#### What to do:
Select and copy out every line in the records containing "subs".

-- start Data records --

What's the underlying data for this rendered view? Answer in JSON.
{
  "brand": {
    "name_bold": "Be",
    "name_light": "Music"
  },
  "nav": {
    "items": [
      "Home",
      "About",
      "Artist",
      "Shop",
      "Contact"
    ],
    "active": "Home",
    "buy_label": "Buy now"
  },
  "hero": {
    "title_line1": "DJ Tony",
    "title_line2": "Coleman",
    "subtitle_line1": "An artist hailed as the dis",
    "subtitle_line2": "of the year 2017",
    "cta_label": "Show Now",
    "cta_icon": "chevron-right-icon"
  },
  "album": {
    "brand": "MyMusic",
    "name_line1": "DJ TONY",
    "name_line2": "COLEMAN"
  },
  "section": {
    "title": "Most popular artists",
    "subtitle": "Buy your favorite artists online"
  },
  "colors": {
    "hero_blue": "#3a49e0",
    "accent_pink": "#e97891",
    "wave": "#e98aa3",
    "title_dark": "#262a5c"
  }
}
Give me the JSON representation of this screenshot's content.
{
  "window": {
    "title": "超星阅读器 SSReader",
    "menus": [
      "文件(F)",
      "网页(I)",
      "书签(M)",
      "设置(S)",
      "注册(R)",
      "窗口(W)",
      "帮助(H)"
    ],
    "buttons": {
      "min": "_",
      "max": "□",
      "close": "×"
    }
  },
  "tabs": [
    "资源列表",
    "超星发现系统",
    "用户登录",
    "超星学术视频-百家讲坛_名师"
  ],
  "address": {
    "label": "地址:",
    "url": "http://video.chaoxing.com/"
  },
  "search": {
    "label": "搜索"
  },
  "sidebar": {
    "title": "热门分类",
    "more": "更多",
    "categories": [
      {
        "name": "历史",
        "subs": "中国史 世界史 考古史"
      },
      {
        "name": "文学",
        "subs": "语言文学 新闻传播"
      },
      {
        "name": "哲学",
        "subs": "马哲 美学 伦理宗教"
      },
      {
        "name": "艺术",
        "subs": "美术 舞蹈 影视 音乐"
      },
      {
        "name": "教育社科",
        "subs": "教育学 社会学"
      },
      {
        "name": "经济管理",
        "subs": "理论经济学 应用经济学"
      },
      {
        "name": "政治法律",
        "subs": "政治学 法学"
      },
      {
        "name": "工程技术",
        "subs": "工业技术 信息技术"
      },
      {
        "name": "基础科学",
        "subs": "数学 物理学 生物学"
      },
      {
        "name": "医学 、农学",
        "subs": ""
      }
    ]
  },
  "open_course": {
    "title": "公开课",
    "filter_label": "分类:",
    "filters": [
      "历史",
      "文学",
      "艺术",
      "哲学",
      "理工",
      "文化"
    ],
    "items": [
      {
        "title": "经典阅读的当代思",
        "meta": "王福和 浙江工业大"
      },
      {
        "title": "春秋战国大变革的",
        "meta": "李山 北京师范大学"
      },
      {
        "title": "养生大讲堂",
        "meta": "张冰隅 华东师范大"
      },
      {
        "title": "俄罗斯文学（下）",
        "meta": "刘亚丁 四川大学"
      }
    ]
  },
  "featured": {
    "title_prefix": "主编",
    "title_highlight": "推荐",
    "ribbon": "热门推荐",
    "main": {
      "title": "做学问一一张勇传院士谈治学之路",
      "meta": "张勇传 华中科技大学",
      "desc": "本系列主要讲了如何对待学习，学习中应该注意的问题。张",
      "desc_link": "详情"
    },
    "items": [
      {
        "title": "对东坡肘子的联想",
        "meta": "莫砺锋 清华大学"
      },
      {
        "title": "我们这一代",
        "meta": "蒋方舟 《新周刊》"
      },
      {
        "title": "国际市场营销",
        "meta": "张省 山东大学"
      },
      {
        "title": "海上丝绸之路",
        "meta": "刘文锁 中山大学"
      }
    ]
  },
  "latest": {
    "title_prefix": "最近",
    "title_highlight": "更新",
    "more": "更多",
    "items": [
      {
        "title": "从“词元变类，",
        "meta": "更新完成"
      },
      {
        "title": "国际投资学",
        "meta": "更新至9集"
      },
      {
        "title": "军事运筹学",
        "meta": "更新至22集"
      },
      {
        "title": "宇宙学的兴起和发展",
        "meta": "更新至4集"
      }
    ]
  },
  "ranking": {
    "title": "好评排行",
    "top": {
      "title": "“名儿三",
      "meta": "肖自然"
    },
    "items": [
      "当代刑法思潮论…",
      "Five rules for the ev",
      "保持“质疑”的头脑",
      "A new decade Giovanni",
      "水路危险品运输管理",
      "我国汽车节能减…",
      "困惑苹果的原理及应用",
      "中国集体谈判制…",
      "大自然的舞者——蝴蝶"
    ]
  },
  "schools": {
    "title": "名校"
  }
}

-- end Data records --

#### Result of the task:
        "subs": "中国史 世界史 考古史"
        "subs": "语言文学 新闻传播"
        "subs": "马哲 美学 伦理宗教"
        "subs": "美术 舞蹈 影视 音乐"
        "subs": "教育学 社会学"
        "subs": "理论经济学 应用经济学"
        "subs": "政治学 法学"
        "subs": "工业技术 信息技术"
        "subs": "数学 物理学 生物学"
        "subs": ""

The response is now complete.